- **OBJECTIVE**: The entries below are to be written out again without alteration.

[Entries from a dataset]
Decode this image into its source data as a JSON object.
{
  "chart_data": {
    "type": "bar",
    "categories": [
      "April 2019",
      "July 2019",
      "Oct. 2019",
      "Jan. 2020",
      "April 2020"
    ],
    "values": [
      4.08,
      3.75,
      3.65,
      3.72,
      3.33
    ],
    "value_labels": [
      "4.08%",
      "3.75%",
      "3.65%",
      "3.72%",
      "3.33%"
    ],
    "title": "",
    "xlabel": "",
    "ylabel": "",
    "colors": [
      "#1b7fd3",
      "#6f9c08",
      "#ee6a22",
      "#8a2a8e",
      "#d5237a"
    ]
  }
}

- **SOLUTION TO THIS EXERCISE**:
Decode this image into its source data as a JSON object.
{
  "chart_data": {
    "type": "bar",
    "categories": [
      "April 2019",
      "July 2019",
      "Oct. 2019",
      "Jan. 2020",
      "April 2020"
    ],
    "values": [
      4.08,
      3.75,
      3.65,
      3.72,
      3.33
    ],
    "value_labels": [
      "4.08%",
      "3.75%",
      "3.65%",
      "3.72%",
      "3.33%"
    ],
    "title": "",
    "xlabel": "",
    "ylabel": "",
    "colors": [
      "#1b7fd3",
      "#6f9c08",
      "#ee6a22",
      "#8a2a8e",
      "#d5237a"
    ]
  }
}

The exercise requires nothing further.